** Begin Raw records **
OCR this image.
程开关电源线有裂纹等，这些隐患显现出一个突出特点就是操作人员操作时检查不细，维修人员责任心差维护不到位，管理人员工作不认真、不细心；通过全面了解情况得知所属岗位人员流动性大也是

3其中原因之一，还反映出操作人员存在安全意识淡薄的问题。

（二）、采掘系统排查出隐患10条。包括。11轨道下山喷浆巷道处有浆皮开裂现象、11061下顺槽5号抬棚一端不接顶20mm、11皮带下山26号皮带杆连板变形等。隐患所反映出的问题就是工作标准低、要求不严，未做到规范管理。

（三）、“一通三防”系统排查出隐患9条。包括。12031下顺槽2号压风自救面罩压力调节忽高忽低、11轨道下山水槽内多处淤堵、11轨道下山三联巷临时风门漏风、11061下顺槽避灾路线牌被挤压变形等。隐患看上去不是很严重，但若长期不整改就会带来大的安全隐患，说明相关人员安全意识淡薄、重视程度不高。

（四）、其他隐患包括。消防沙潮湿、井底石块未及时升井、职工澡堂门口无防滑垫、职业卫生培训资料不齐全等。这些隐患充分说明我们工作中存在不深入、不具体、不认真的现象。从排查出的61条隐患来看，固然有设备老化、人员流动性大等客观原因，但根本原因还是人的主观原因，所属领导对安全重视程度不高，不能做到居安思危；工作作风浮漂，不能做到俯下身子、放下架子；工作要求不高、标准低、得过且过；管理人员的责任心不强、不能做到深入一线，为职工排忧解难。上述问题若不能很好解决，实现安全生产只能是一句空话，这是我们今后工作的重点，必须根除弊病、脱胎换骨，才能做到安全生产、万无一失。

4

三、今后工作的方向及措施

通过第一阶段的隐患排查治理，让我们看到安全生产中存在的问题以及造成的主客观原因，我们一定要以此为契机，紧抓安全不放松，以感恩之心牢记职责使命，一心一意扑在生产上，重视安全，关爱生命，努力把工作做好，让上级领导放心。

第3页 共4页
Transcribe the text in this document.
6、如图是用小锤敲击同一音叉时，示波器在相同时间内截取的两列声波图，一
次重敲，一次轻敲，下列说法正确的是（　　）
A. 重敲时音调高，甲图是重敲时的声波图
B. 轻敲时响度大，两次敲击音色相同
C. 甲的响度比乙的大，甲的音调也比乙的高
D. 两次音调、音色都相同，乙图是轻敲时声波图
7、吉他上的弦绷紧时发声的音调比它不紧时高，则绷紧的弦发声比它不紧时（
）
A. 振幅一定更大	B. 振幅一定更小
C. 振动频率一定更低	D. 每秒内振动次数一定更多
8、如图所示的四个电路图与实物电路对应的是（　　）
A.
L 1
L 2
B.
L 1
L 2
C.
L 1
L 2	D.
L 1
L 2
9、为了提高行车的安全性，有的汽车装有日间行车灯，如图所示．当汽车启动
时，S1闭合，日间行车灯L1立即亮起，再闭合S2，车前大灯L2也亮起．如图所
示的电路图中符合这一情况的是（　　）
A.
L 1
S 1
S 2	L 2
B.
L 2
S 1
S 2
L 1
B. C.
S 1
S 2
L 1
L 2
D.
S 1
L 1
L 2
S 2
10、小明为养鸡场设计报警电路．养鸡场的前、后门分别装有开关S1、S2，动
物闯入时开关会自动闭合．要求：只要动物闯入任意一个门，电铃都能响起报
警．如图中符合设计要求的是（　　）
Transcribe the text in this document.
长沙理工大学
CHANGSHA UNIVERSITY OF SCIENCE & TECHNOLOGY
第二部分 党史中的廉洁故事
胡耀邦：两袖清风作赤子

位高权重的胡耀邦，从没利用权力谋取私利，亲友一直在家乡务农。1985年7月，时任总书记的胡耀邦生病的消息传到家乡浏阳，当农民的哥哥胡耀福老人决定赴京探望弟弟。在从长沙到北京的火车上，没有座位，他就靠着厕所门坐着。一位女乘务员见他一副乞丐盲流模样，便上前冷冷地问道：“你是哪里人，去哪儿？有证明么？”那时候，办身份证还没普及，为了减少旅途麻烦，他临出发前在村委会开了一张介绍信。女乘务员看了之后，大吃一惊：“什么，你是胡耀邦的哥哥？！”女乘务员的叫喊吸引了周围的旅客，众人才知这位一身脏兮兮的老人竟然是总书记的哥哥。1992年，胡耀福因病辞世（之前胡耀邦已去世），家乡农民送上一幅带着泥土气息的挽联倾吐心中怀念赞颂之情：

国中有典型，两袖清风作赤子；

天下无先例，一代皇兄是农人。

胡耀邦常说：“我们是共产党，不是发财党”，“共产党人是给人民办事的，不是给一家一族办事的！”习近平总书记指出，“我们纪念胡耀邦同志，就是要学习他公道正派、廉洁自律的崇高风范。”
** End Raw records **
__Your goal__:
Return every line exactly.

__Output for this exercise__:
OCR this image.
程开关电源线有裂纹等，这些隐患显现出一个突出特点就是操作人员操作时检查不细，维修人员责任心差维护不到位，管理人员工作不认真、不细心；通过全面了解情况得知所属岗位人员流动性大也是

3其中原因之一，还反映出操作人员存在安全意识淡薄的问题。

（二）、采掘系统排查出隐患10条。包括。11轨道下山喷浆巷道处有浆皮开裂现象、11061下顺槽5号抬棚一端不接顶20mm、11皮带下山26号皮带杆连板变形等。隐患所反映出的问题就是工作标准低、要求不严，未做到规范管理。

（三）、“一通三防”系统排查出隐患9条。包括。12031下顺槽2号压风自救面罩压力调节忽高忽低、11轨道下山水槽内多处淤堵、11轨道下山三联巷临时风门漏风、11061下顺槽避灾路线牌被挤压变形等。隐患看上去不是很严重，但若长期不整改就会带来大的安全隐患，说明相关人员安全意识淡薄、重视程度不高。

（四）、其他隐患包括。消防沙潮湿、井底石块未及时升井、职工澡堂门口无防滑垫、职业卫生培训资料不齐全等。这些隐患充分说明我们工作中存在不深入、不具体、不认真的现象。从排查出的61条隐患来看，固然有设备老化、人员流动性大等客观原因，但根本原因还是人的主观原因，所属领导对安全重视程度不高，不能做到居安思危；工作作风浮漂，不能做到俯下身子、放下架子；工作要求不高、标准低、得过且过；管理人员的责任心不强、不能做到深入一线，为职工排忧解难。上述问题若不能很好解决，实现安全生产只能是一句空话，这是我们今后工作的重点，必须根除弊病、脱胎换骨，才能做到安全生产、万无一失。

4

三、今后工作的方向及措施

通过第一阶段的隐患排查治理，让我们看到安全生产中存在的问题以及造成的主客观原因，我们一定要以此为契机，紧抓安全不放松，以感恩之心牢记职责使命，一心一意扑在生产上，重视安全，关爱生命，努力把工作做好，让上级领导放心。

第3页 共4页
Transcribe the text in this document.
6、如图是用小锤敲击同一音叉时，示波器在相同时间内截取的两列声波图，一
次重敲，一次轻敲，下列说法正确的是（　　）
A. 重敲时音调高，甲图是重敲时的声波图
B. 轻敲时响度大，两次敲击音色相同
C. 甲的响度比乙的大，甲的音调也比乙的高
D. 两次音调、音色都相同，乙图是轻敲时声波图
7、吉他上的弦绷紧时发声的音调比它不紧时高，则绷紧的弦发声比它不紧时（
）
A. 振幅一定更大	B. 振幅一定更小
C. 振动频率一定更低	D. 每秒内振动次数一定更多
8、如图所示的四个电路图与实物电路对应的是（　　）
A.
L 1
L 2
B.
L 1
L 2
C.
L 1
L 2	D.
L 1
L 2
9、为了提高行车的安全性，有的汽车装有日间行车灯，如图所示．当汽车启动
时，S1闭合，日间行车灯L1立即亮起，再闭合S2，车前大灯L2也亮起．如图所
示的电路图中符合这一情况的是（　　）
A.
L 1
S 1
S 2	L 2
B.
L 2
S 1
S 2
L 1
B. C.
S 1
S 2
L 1
L 2
D.
S 1
L 1
L 2
S 2
10、小明为养鸡场设计报警电路．养鸡场的前、后门分别装有开关S1、S2，动
物闯入时开关会自动闭合．要求：只要动物闯入任意一个门，电铃都能响起报
警．如图中符合设计要求的是（　　）
Transcribe the text in this document.
长沙理工大学
CHANGSHA UNIVERSITY OF SCIENCE & TECHNOLOGY
第二部分 党史中的廉洁故事
胡耀邦：两袖清风作赤子

位高权重的胡耀邦，从没利用权力谋取私利，亲友一直在家乡务农。1985年7月，时任总书记的胡耀邦生病的消息传到家乡浏阳，当农民的哥哥胡耀福老人决定赴京探望弟弟。在从长沙到北京的火车上，没有座位，他就靠着厕所门坐着。一位女乘务员见他一副乞丐盲流模样，便上前冷冷地问道：“你是哪里人，去哪儿？有证明么？”那时候，办身份证还没普及，为了减少旅途麻烦，他临出发前在村委会开了一张介绍信。女乘务员看了之后，大吃一惊：“什么，你是胡耀邦的哥哥？！”女乘务员的叫喊吸引了周围的旅客，众人才知这位一身脏兮兮的老人竟然是总书记的哥哥。1992年，胡耀福因病辞世（之前胡耀邦已去世），家乡农民送上一幅带着泥土气息的挽联倾吐心中怀念赞颂之情：

国中有典型，两袖清风作赤子；

天下无先例，一代皇兄是农人。

胡耀邦常说：“我们是共产党，不是发财党”，“共产党人是给人民办事的，不是给一家一族办事的！”习近平总书记指出，“我们纪念胡耀邦同志，就是要学习他公道正派、廉洁自律的崇高风范。”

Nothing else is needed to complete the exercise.